Scan the records and identify every line in which the string "Dissolved" occurs, then return those lines.

# Given information
• • • •

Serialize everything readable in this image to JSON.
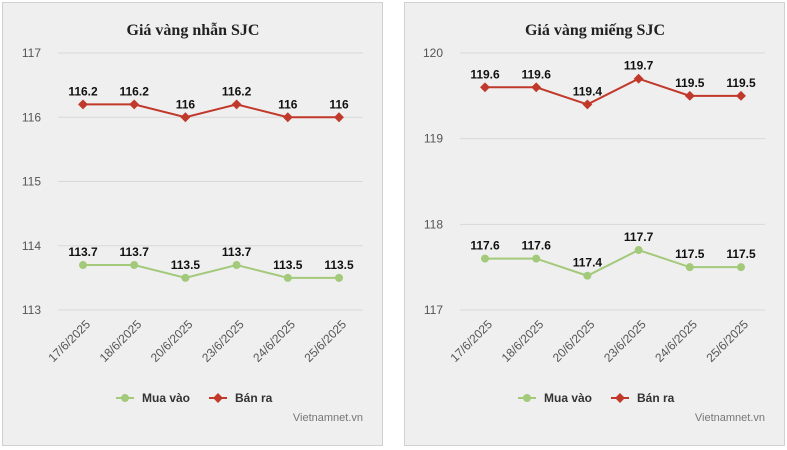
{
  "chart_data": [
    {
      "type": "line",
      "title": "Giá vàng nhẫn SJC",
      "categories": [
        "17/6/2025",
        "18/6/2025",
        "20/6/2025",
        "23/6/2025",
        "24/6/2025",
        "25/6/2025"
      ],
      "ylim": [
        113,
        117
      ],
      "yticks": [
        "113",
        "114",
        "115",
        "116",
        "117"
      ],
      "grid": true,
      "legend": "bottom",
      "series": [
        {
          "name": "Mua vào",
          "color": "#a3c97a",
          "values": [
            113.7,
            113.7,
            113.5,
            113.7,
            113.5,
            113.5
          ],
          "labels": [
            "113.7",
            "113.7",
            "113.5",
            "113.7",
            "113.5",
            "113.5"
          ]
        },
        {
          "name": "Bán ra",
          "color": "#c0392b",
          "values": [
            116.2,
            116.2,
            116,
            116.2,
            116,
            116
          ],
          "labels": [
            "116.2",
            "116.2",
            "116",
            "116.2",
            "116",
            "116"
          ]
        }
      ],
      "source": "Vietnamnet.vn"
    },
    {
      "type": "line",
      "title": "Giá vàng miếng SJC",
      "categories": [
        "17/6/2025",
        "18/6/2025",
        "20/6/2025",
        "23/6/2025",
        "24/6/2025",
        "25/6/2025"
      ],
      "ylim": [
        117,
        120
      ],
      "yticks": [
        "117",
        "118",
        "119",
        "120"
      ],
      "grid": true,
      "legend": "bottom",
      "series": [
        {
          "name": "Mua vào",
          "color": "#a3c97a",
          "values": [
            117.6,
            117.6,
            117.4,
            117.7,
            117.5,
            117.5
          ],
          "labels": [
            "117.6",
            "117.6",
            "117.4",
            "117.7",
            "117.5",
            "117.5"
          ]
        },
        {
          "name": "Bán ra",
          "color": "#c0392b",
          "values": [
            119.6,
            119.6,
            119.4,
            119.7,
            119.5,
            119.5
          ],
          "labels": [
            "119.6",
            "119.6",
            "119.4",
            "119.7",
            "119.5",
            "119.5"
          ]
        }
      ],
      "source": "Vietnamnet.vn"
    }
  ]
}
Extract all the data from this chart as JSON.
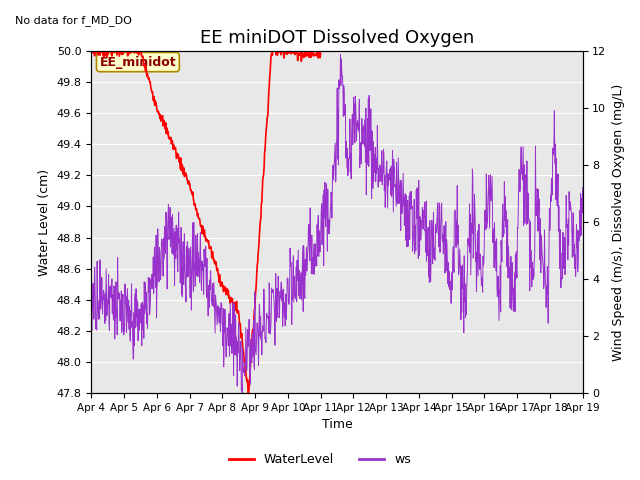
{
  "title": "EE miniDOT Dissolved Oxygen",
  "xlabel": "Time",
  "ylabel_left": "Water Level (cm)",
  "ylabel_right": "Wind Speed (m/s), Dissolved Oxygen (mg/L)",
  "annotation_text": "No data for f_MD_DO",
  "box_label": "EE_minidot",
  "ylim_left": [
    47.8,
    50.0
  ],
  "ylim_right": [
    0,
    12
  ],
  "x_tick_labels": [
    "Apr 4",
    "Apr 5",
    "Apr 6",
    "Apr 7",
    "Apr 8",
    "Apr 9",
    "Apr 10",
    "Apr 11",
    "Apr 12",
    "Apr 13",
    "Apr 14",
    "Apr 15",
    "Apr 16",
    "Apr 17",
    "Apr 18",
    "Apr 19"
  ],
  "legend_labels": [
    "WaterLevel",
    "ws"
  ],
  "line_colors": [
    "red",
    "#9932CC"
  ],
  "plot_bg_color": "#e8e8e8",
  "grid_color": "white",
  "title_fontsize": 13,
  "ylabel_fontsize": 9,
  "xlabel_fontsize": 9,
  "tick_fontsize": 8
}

• • • •

# Answer to this exercise
  "title": "EE miniDOT Dissolved Oxygen",
  "ylabel_right": "Wind Speed (m/s), Dissolved Oxygen (mg/L)",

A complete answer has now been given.